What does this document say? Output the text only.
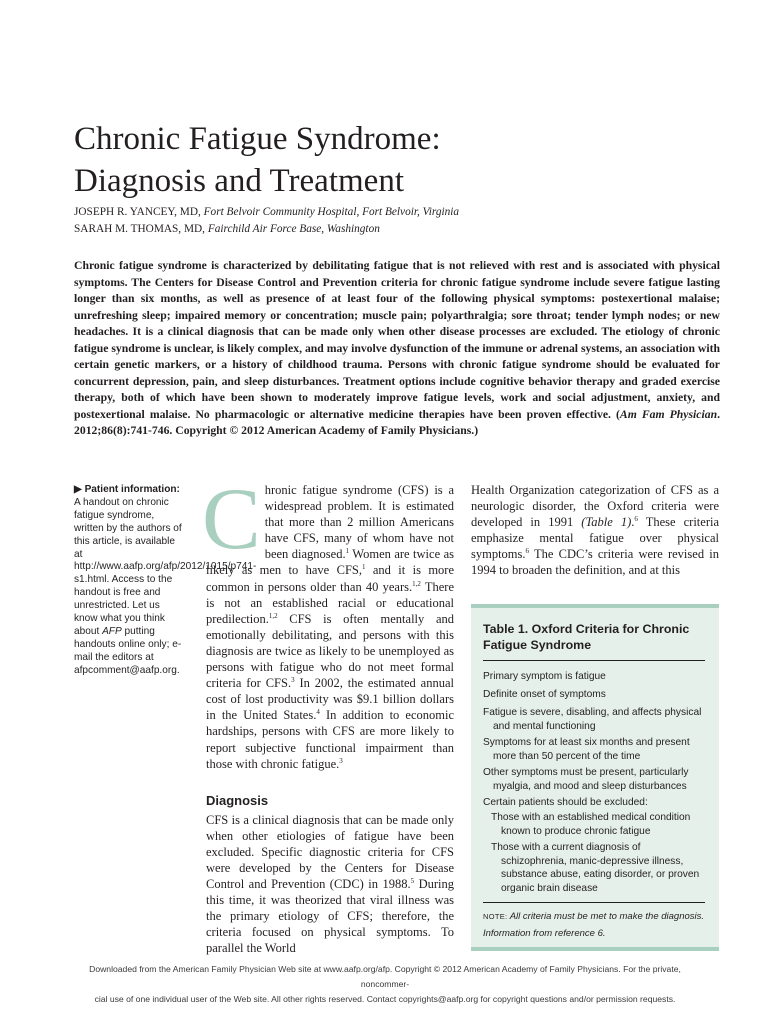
Chronic Fatigue Syndrome:
Diagnosis and Treatment
JOSEPH R. YANCEY, MD, Fort Belvoir Community Hospital, Fort Belvoir, Virginia
SARAH M. THOMAS, MD, Fairchild Air Force Base, Washington

Chronic fatigue syndrome is characterized by debilitating fatigue that is not relieved with rest and is associated with physical symptoms. The Centers for Disease Control and Prevention criteria for chronic fatigue syndrome include severe fatigue lasting longer than six months, as well as presence of at least four of the following physical symptoms: postexertional malaise; unrefreshing sleep; impaired memory or concentration; muscle pain; polyarthralgia; sore throat; tender lymph nodes; or new headaches. It is a clinical diagnosis that can be made only when other disease processes are excluded. The etiology of chronic fatigue syndrome is unclear, is likely complex, and may involve dysfunction of the immune or adrenal systems, an association with certain genetic markers, or a history of childhood trauma. Persons with chronic fatigue syndrome should be evaluated for concurrent depression, pain, and sleep disturbances. Treatment options include cognitive behavior therapy and graded exercise therapy, both of which have been shown to moderately improve fatigue levels, work and social adjustment, anxiety, and postexertional malaise. No pharmacologic or alternative medicine therapies have been proven effective. (Am Fam Physician. 2012;86(8):741-746. Copyright © 2012 American Academy of Family Physicians.)

▶ Patient information: A handout on chronic fatigue syndrome, written by the authors of this article, is available at http://www.aafp.org/afp/2012/1015/p741-s1.html. Access to the handout is free and unrestricted. Let us know what you think about AFP putting handouts online only; e-mail the editors at afpcomment@aafp.org.

Chronic fatigue syndrome (CFS) is a widespread problem. It is estimated that more than 2 million Americans have CFS, many of whom have not been diagnosed.$^1$ Women are twice as likely as men to have CFS,$^1$ and it is more common in persons older than 40 years.$^{1,2}$ There is not an established racial or educational predilection.$^{1,2}$ CFS is often mentally and emotionally debilitating, and persons with this diagnosis are twice as likely to be unemployed as persons with fatigue who do not meet formal criteria for CFS.$^3$ In 2002, the estimated annual cost of lost productivity was $9.1 billion dollars in the United States.$^4$ In addition to economic hardships, persons with CFS are more likely to report subjective functional impairment than those with chronic fatigue.$^3$

Diagnosis

CFS is a clinical diagnosis that can be made only when other etiologies of fatigue have been excluded. Specific diagnostic criteria for CFS were developed by the Centers for Disease Control and Prevention (CDC) in 1988.$^5$ During this time, it was theorized that viral illness was the primary etiology of CFS; therefore, the criteria focused on physical symptoms. To parallel the World

Health Organization categorization of CFS as a neurologic disorder, the Oxford criteria were developed in 1991 (Table 1).$^6$ These criteria emphasize mental fatigue over physical symptoms.$^6$ The CDC’s criteria were revised in 1994 to broaden the definition, and at this

Table 1. Oxford Criteria for Chronic Fatigue Syndrome
Primary symptom is fatigue
Definite onset of symptoms
Fatigue is severe, disabling, and affects physical and mental functioning
Symptoms for at least six months and present more than 50 percent of the time
Other symptoms must be present, particularly myalgia, and mood and sleep disturbances
Certain patients should be excluded:
Those with an established medical condition known to produce chronic fatigue
Those with a current diagnosis of schizophrenia, manic-depressive illness, substance abuse, eating disorder, or proven organic brain disease
NOTE: All criteria must be met to make the diagnosis.
Information from reference 6.
Downloaded from the American Family Physician Web site at www.aafp.org/afp. Copyright © 2012 American Academy of Family Physicians. For the private, noncommer-
cial use of one individual user of the Web site. All other rights reserved. Contact copyrights@aafp.org for copyright questions and/or permission requests.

****

Your task is to reproduce every record exactly while omitting the pictures.

What does this document say? Output the text only.
Chronic Fatigue Syndrome:
Diagnosis and Treatment
JOSEPH R. YANCEY, MD, Fort Belvoir Community Hospital, Fort Belvoir, Virginia
SARAH M. THOMAS, MD, Fairchild Air Force Base, Washington

Chronic fatigue syndrome is characterized by debilitating fatigue that is not relieved with rest and is associated with physical symptoms. The Centers for Disease Control and Prevention criteria for chronic fatigue syndrome include severe fatigue lasting longer than six months, as well as presence of at least four of the following physical symptoms: postexertional malaise; unrefreshing sleep; impaired memory or concentration; muscle pain; polyarthralgia; sore throat; tender lymph nodes; or new headaches. It is a clinical diagnosis that can be made only when other disease processes are excluded. The etiology of chronic fatigue syndrome is unclear, is likely complex, and may involve dysfunction of the immune or adrenal systems, an association with certain genetic markers, or a history of childhood trauma. Persons with chronic fatigue syndrome should be evaluated for concurrent depression, pain, and sleep disturbances. Treatment options include cognitive behavior therapy and graded exercise therapy, both of which have been shown to moderately improve fatigue levels, work and social adjustment, anxiety, and postexertional malaise. No pharmacologic or alternative medicine therapies have been proven effective. (Am Fam Physician. 2012;86(8):741-746. Copyright © 2012 American Academy of Family Physicians.)

▶ Patient information: A handout on chronic fatigue syndrome, written by the authors of this article, is available at http://www.aafp.org/afp/2012/1015/p741-s1.html. Access to the handout is free and unrestricted. Let us know what you think about AFP putting handouts online only; e-mail the editors at afpcomment@aafp.org.

Chronic fatigue syndrome (CFS) is a widespread problem. It is estimated that more than 2 million Americans have CFS, many of whom have not been diagnosed.$^1$ Women are twice as likely as men to have CFS,$^1$ and it is more common in persons older than 40 years.$^{1,2}$ There is not an established racial or educational predilection.$^{1,2}$ CFS is often mentally and emotionally debilitating, and persons with this diagnosis are twice as likely to be unemployed as persons with fatigue who do not meet formal criteria for CFS.$^3$ In 2002, the estimated annual cost of lost productivity was $9.1 billion dollars in the United States.$^4$ In addition to economic hardships, persons with CFS are more likely to report subjective functional impairment than those with chronic fatigue.$^3$

Diagnosis

CFS is a clinical diagnosis that can be made only when other etiologies of fatigue have been excluded. Specific diagnostic criteria for CFS were developed by the Centers for Disease Control and Prevention (CDC) in 1988.$^5$ During this time, it was theorized that viral illness was the primary etiology of CFS; therefore, the criteria focused on physical symptoms. To parallel the World

Health Organization categorization of CFS as a neurologic disorder, the Oxford criteria were developed in 1991 (Table 1).$^6$ These criteria emphasize mental fatigue over physical symptoms.$^6$ The CDC’s criteria were revised in 1994 to broaden the definition, and at this

Table 1. Oxford Criteria for Chronic Fatigue Syndrome
Primary symptom is fatigue
Definite onset of symptoms
Fatigue is severe, disabling, and affects physical and mental functioning
Symptoms for at least six months and present more than 50 percent of the time
Other symptoms must be present, particularly myalgia, and mood and sleep disturbances
Certain patients should be excluded:
Those with an established medical condition known to produce chronic fatigue
Those with a current diagnosis of schizophrenia, manic-depressive illness, substance abuse, eating disorder, or proven organic brain disease
NOTE: All criteria must be met to make the diagnosis.
Information from reference 6.
Downloaded from the American Family Physician Web site at www.aafp.org/afp. Copyright © 2012 American Academy of Family Physicians. For the private, noncommer-
cial use of one individual user of the Web site. All other rights reserved. Contact copyrights@aafp.org for copyright questions and/or permission requests.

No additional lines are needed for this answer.